### EXERCISE DIRECTIONS
Transcribe the entries below exactly; leave every image out.
• • • •
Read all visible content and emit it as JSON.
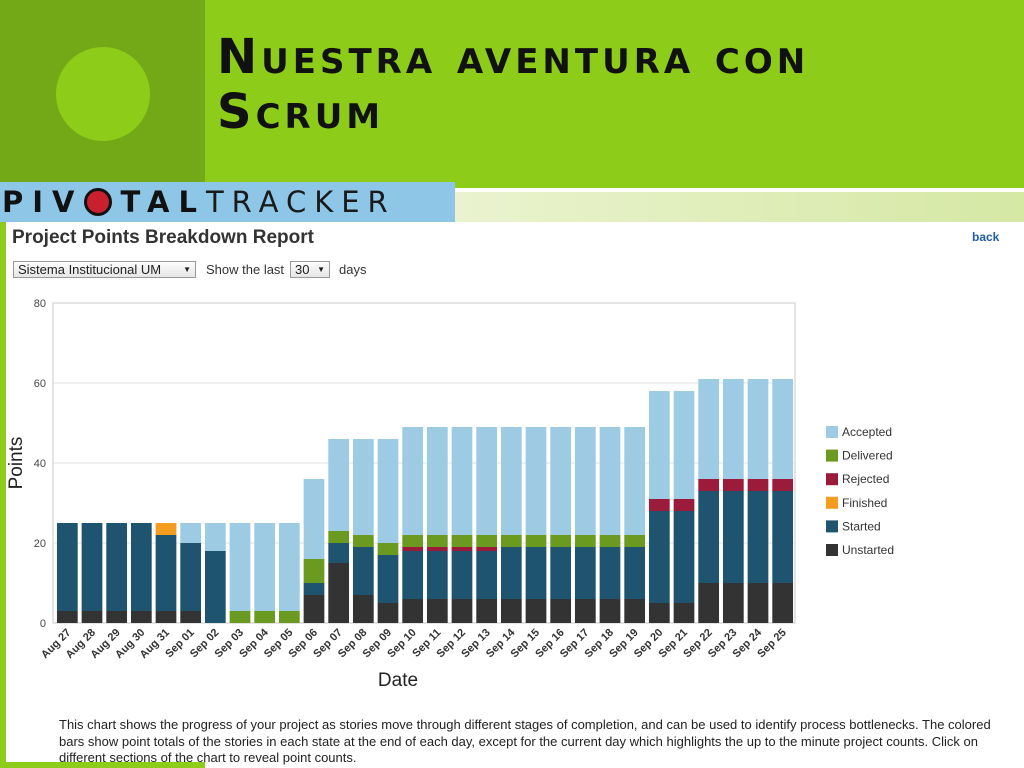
{
  "slide": {
    "title_line1": "Nuestra aventura con",
    "title_line2": "Scrum"
  },
  "logo": {
    "part1": "PIV",
    "part2": "TAL",
    "part3": "TRACKER",
    "o_color": "#c8202f"
  },
  "report": {
    "title": "Project Points Breakdown Report",
    "back_label": "back",
    "project_select": "Sistema Institucional UM",
    "show_label": "Show the last",
    "days_select": "30",
    "days_label": "days",
    "description": "This chart shows the progress of your project as stories move through different stages of completion, and can be used to identify process bottlenecks. The colored bars show point totals of the stories in each state at the end of each day, except for the current day which highlights the up to the minute project counts. Click on different sections of the chart to reveal point counts."
  },
  "chart_data": {
    "type": "bar",
    "stacked": true,
    "xlabel": "Date",
    "ylabel": "Points",
    "ylim": [
      0,
      80
    ],
    "yticks": [
      0,
      20,
      40,
      60,
      80
    ],
    "grid": true,
    "legend_position": "right",
    "categories": [
      "Aug 27",
      "Aug 28",
      "Aug 29",
      "Aug 30",
      "Aug 31",
      "Sep 01",
      "Sep 02",
      "Sep 03",
      "Sep 04",
      "Sep 05",
      "Sep 06",
      "Sep 07",
      "Sep 08",
      "Sep 09",
      "Sep 10",
      "Sep 11",
      "Sep 12",
      "Sep 13",
      "Sep 14",
      "Sep 15",
      "Sep 16",
      "Sep 17",
      "Sep 18",
      "Sep 19",
      "Sep 20",
      "Sep 21",
      "Sep 22",
      "Sep 23",
      "Sep 24",
      "Sep 25"
    ],
    "series": [
      {
        "name": "Unstarted",
        "color": "#333333",
        "values": [
          3,
          3,
          3,
          3,
          3,
          3,
          0,
          0,
          0,
          0,
          7,
          15,
          7,
          5,
          6,
          6,
          6,
          6,
          6,
          6,
          6,
          6,
          6,
          6,
          5,
          5,
          10,
          10,
          10,
          10
        ]
      },
      {
        "name": "Started",
        "color": "#1e5470",
        "values": [
          22,
          22,
          22,
          22,
          19,
          17,
          18,
          0,
          0,
          0,
          3,
          5,
          12,
          12,
          12,
          12,
          12,
          12,
          13,
          13,
          13,
          13,
          13,
          13,
          23,
          23,
          23,
          23,
          23,
          23
        ]
      },
      {
        "name": "Finished",
        "color": "#f39c1e",
        "values": [
          0,
          0,
          0,
          0,
          3,
          0,
          0,
          0,
          0,
          0,
          0,
          0,
          0,
          0,
          0,
          0,
          0,
          0,
          0,
          0,
          0,
          0,
          0,
          0,
          0,
          0,
          0,
          0,
          0,
          0
        ]
      },
      {
        "name": "Rejected",
        "color": "#9b1b3a",
        "values": [
          0,
          0,
          0,
          0,
          0,
          0,
          0,
          0,
          0,
          0,
          0,
          0,
          0,
          0,
          1,
          1,
          1,
          1,
          0,
          0,
          0,
          0,
          0,
          0,
          3,
          3,
          3,
          3,
          3,
          3
        ]
      },
      {
        "name": "Delivered",
        "color": "#6a9a1f",
        "values": [
          0,
          0,
          0,
          0,
          0,
          0,
          0,
          3,
          3,
          3,
          6,
          3,
          3,
          3,
          3,
          3,
          3,
          3,
          3,
          3,
          3,
          3,
          3,
          3,
          0,
          0,
          0,
          0,
          0,
          0
        ]
      },
      {
        "name": "Accepted",
        "color": "#9ccbe3",
        "values": [
          0,
          0,
          0,
          0,
          0,
          5,
          7,
          22,
          22,
          22,
          20,
          23,
          24,
          26,
          27,
          27,
          27,
          27,
          27,
          27,
          27,
          27,
          27,
          27,
          27,
          27,
          25,
          25,
          25,
          25
        ]
      }
    ],
    "legend_order": [
      "Accepted",
      "Delivered",
      "Rejected",
      "Finished",
      "Started",
      "Unstarted"
    ]
  }
}
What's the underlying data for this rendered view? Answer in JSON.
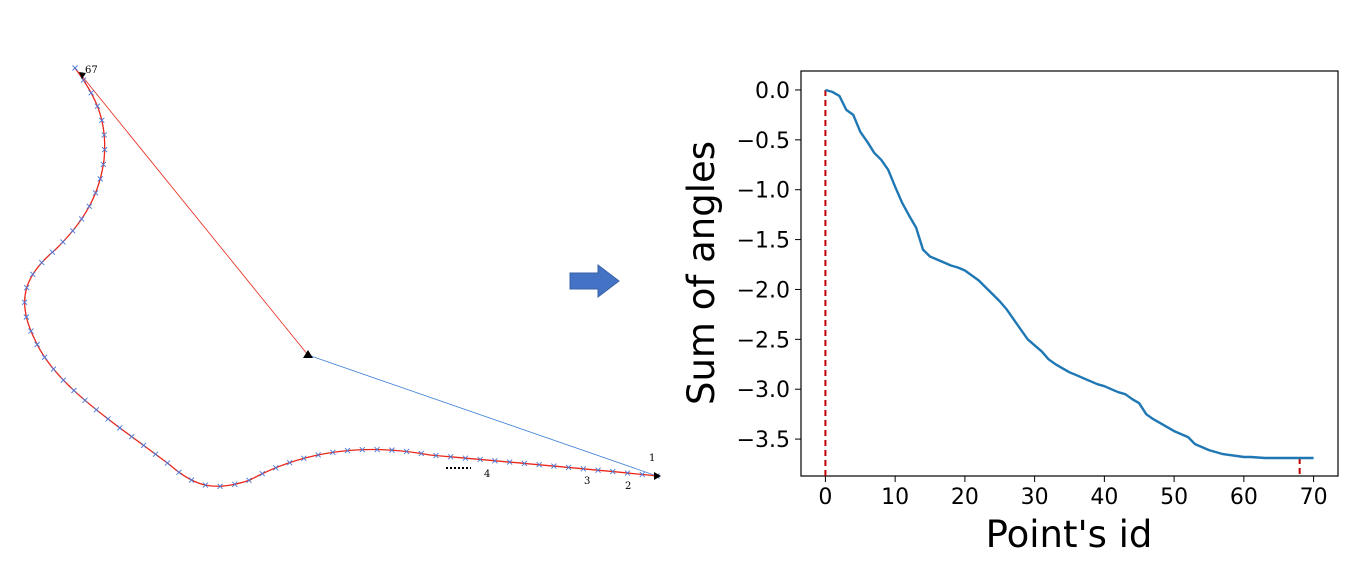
{
  "left_diagram": {
    "point_labels": [
      {
        "id": "start",
        "text": "1"
      },
      {
        "id": "p2",
        "text": "2"
      },
      {
        "id": "p3",
        "text": "3"
      },
      {
        "id": "p4",
        "text": "4"
      },
      {
        "id": "end",
        "text": "67"
      }
    ],
    "colors": {
      "curve": "#e8271a",
      "markers": "#4a78d8",
      "red_chord": "#e8271a",
      "blue_chord": "#3c7fd6",
      "arrow": "#4472c4"
    }
  },
  "chart_data": {
    "type": "line",
    "xlabel": "Point's id",
    "ylabel": "Sum of angles",
    "xlim": [
      -3.5,
      73.5
    ],
    "ylim": [
      -3.87,
      0.19
    ],
    "xticks": [
      0,
      10,
      20,
      30,
      40,
      50,
      60,
      70
    ],
    "yticks": [
      0.0,
      -0.5,
      -1.0,
      -1.5,
      -2.0,
      -2.5,
      -3.0,
      -3.5
    ],
    "ytick_labels": [
      "0.0",
      "−0.5",
      "−1.0",
      "−1.5",
      "−2.0",
      "−2.5",
      "−3.0",
      "−3.5"
    ],
    "xtick_labels": [
      "0",
      "10",
      "20",
      "30",
      "40",
      "50",
      "60",
      "70"
    ],
    "series": [
      {
        "color": "#1f77b4",
        "x": [
          0,
          1,
          2,
          3,
          4,
          5,
          6,
          7,
          8,
          9,
          10,
          11,
          12,
          13,
          14,
          15,
          16,
          17,
          18,
          19,
          20,
          21,
          22,
          23,
          24,
          25,
          26,
          27,
          28,
          29,
          30,
          31,
          32,
          33,
          34,
          35,
          36,
          37,
          38,
          39,
          40,
          41,
          42,
          43,
          44,
          45,
          46,
          47,
          48,
          49,
          50,
          51,
          52,
          53,
          54,
          55,
          56,
          57,
          58,
          59,
          60,
          61,
          62,
          63,
          64,
          65,
          66,
          67,
          68,
          69,
          70
        ],
        "y": [
          0.0,
          -0.02,
          -0.06,
          -0.2,
          -0.25,
          -0.42,
          -0.52,
          -0.63,
          -0.7,
          -0.8,
          -0.97,
          -1.13,
          -1.26,
          -1.38,
          -1.6,
          -1.67,
          -1.7,
          -1.73,
          -1.76,
          -1.78,
          -1.81,
          -1.86,
          -1.91,
          -1.98,
          -2.05,
          -2.12,
          -2.2,
          -2.3,
          -2.4,
          -2.5,
          -2.56,
          -2.62,
          -2.7,
          -2.75,
          -2.79,
          -2.83,
          -2.86,
          -2.89,
          -2.92,
          -2.95,
          -2.97,
          -3.0,
          -3.03,
          -3.05,
          -3.1,
          -3.14,
          -3.25,
          -3.3,
          -3.34,
          -3.38,
          -3.42,
          -3.45,
          -3.48,
          -3.55,
          -3.58,
          -3.61,
          -3.63,
          -3.65,
          -3.66,
          -3.67,
          -3.68,
          -3.68,
          -3.685,
          -3.69,
          -3.69,
          -3.69,
          -3.69,
          -3.69,
          -3.69,
          -3.69,
          -3.69
        ]
      }
    ],
    "vlines": [
      {
        "x": 0,
        "y_from": 0.0,
        "color": "#c00000",
        "style": "dashed"
      },
      {
        "x": 68,
        "y_from": -3.69,
        "color": "#c00000",
        "style": "dashed"
      }
    ]
  }
}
• • • •
### COMPLETE RESPONSE
Read all visible content and emit it as JSON.
{
  "slide": {
    "title_line1": "Nuestra aventura con",
    "title_line2": "Scrum"
  },
  "logo": {
    "part1": "PIV",
    "part2": "TAL",
    "part3": "TRACKER",
    "o_color": "#c8202f"
  },
  "report": {
    "title": "Project Points Breakdown Report",
    "back_label": "back",
    "project_select": "Sistema Institucional UM",
    "show_label": "Show the last",
    "days_select": "30",
    "days_label": "days",
    "description": "This chart shows the progress of your project as stories move through different stages of completion, and can be used to identify process bottlenecks. The colored bars show point totals of the stories in each state at the end of each day, except for the current day which highlights the up to the minute project counts. Click on different sections of the chart to reveal point counts."
  },
  "chart_data": {
    "type": "bar",
    "stacked": true,
    "xlabel": "Date",
    "ylabel": "Points",
    "ylim": [
      0,
      80
    ],
    "yticks": [
      0,
      20,
      40,
      60,
      80
    ],
    "grid": true,
    "legend_position": "right",
    "categories": [
      "Aug 27",
      "Aug 28",
      "Aug 29",
      "Aug 30",
      "Aug 31",
      "Sep 01",
      "Sep 02",
      "Sep 03",
      "Sep 04",
      "Sep 05",
      "Sep 06",
      "Sep 07",
      "Sep 08",
      "Sep 09",
      "Sep 10",
      "Sep 11",
      "Sep 12",
      "Sep 13",
      "Sep 14",
      "Sep 15",
      "Sep 16",
      "Sep 17",
      "Sep 18",
      "Sep 19",
      "Sep 20",
      "Sep 21",
      "Sep 22",
      "Sep 23",
      "Sep 24",
      "Sep 25"
    ],
    "series": [
      {
        "name": "Unstarted",
        "color": "#333333",
        "values": [
          3,
          3,
          3,
          3,
          3,
          3,
          0,
          0,
          0,
          0,
          7,
          15,
          7,
          5,
          6,
          6,
          6,
          6,
          6,
          6,
          6,
          6,
          6,
          6,
          5,
          5,
          10,
          10,
          10,
          10
        ]
      },
      {
        "name": "Started",
        "color": "#1e5470",
        "values": [
          22,
          22,
          22,
          22,
          19,
          17,
          18,
          0,
          0,
          0,
          3,
          5,
          12,
          12,
          12,
          12,
          12,
          12,
          13,
          13,
          13,
          13,
          13,
          13,
          23,
          23,
          23,
          23,
          23,
          23
        ]
      },
      {
        "name": "Finished",
        "color": "#f39c1e",
        "values": [
          0,
          0,
          0,
          0,
          3,
          0,
          0,
          0,
          0,
          0,
          0,
          0,
          0,
          0,
          0,
          0,
          0,
          0,
          0,
          0,
          0,
          0,
          0,
          0,
          0,
          0,
          0,
          0,
          0,
          0
        ]
      },
      {
        "name": "Rejected",
        "color": "#9b1b3a",
        "values": [
          0,
          0,
          0,
          0,
          0,
          0,
          0,
          0,
          0,
          0,
          0,
          0,
          0,
          0,
          1,
          1,
          1,
          1,
          0,
          0,
          0,
          0,
          0,
          0,
          3,
          3,
          3,
          3,
          3,
          3
        ]
      },
      {
        "name": "Delivered",
        "color": "#6a9a1f",
        "values": [
          0,
          0,
          0,
          0,
          0,
          0,
          0,
          3,
          3,
          3,
          6,
          3,
          3,
          3,
          3,
          3,
          3,
          3,
          3,
          3,
          3,
          3,
          3,
          3,
          0,
          0,
          0,
          0,
          0,
          0
        ]
      },
      {
        "name": "Accepted",
        "color": "#9ccbe3",
        "values": [
          0,
          0,
          0,
          0,
          0,
          5,
          7,
          22,
          22,
          22,
          20,
          23,
          24,
          26,
          27,
          27,
          27,
          27,
          27,
          27,
          27,
          27,
          27,
          27,
          27,
          27,
          25,
          25,
          25,
          25
        ]
      }
    ],
    "legend_order": [
      "Accepted",
      "Delivered",
      "Rejected",
      "Finished",
      "Started",
      "Unstarted"
    ]
  }
}
What's the underlying data for this rendered view? Answer in JSON.
{
  "left_diagram": {
    "point_labels": [
      {
        "id": "start",
        "text": "1"
      },
      {
        "id": "p2",
        "text": "2"
      },
      {
        "id": "p3",
        "text": "3"
      },
      {
        "id": "p4",
        "text": "4"
      },
      {
        "id": "end",
        "text": "67"
      }
    ],
    "colors": {
      "curve": "#e8271a",
      "markers": "#4a78d8",
      "red_chord": "#e8271a",
      "blue_chord": "#3c7fd6",
      "arrow": "#4472c4"
    }
  },
  "chart_data": {
    "type": "line",
    "xlabel": "Point's id",
    "ylabel": "Sum of angles",
    "xlim": [
      -3.5,
      73.5
    ],
    "ylim": [
      -3.87,
      0.19
    ],
    "xticks": [
      0,
      10,
      20,
      30,
      40,
      50,
      60,
      70
    ],
    "yticks": [
      0.0,
      -0.5,
      -1.0,
      -1.5,
      -2.0,
      -2.5,
      -3.0,
      -3.5
    ],
    "ytick_labels": [
      "0.0",
      "−0.5",
      "−1.0",
      "−1.5",
      "−2.0",
      "−2.5",
      "−3.0",
      "−3.5"
    ],
    "xtick_labels": [
      "0",
      "10",
      "20",
      "30",
      "40",
      "50",
      "60",
      "70"
    ],
    "series": [
      {
        "color": "#1f77b4",
        "x": [
          0,
          1,
          2,
          3,
          4,
          5,
          6,
          7,
          8,
          9,
          10,
          11,
          12,
          13,
          14,
          15,
          16,
          17,
          18,
          19,
          20,
          21,
          22,
          23,
          24,
          25,
          26,
          27,
          28,
          29,
          30,
          31,
          32,
          33,
          34,
          35,
          36,
          37,
          38,
          39,
          40,
          41,
          42,
          43,
          44,
          45,
          46,
          47,
          48,
          49,
          50,
          51,
          52,
          53,
          54,
          55,
          56,
          57,
          58,
          59,
          60,
          61,
          62,
          63,
          64,
          65,
          66,
          67,
          68,
          69,
          70
        ],
        "y": [
          0.0,
          -0.02,
          -0.06,
          -0.2,
          -0.25,
          -0.42,
          -0.52,
          -0.63,
          -0.7,
          -0.8,
          -0.97,
          -1.13,
          -1.26,
          -1.38,
          -1.6,
          -1.67,
          -1.7,
          -1.73,
          -1.76,
          -1.78,
          -1.81,
          -1.86,
          -1.91,
          -1.98,
          -2.05,
          -2.12,
          -2.2,
          -2.3,
          -2.4,
          -2.5,
          -2.56,
          -2.62,
          -2.7,
          -2.75,
          -2.79,
          -2.83,
          -2.86,
          -2.89,
          -2.92,
          -2.95,
          -2.97,
          -3.0,
          -3.03,
          -3.05,
          -3.1,
          -3.14,
          -3.25,
          -3.3,
          -3.34,
          -3.38,
          -3.42,
          -3.45,
          -3.48,
          -3.55,
          -3.58,
          -3.61,
          -3.63,
          -3.65,
          -3.66,
          -3.67,
          -3.68,
          -3.68,
          -3.685,
          -3.69,
          -3.69,
          -3.69,
          -3.69,
          -3.69,
          -3.69,
          -3.69,
          -3.69
        ]
      }
    ],
    "vlines": [
      {
        "x": 0,
        "y_from": 0.0,
        "color": "#c00000",
        "style": "dashed"
      },
      {
        "x": 68,
        "y_from": -3.69,
        "color": "#c00000",
        "style": "dashed"
      }
    ]
  }
}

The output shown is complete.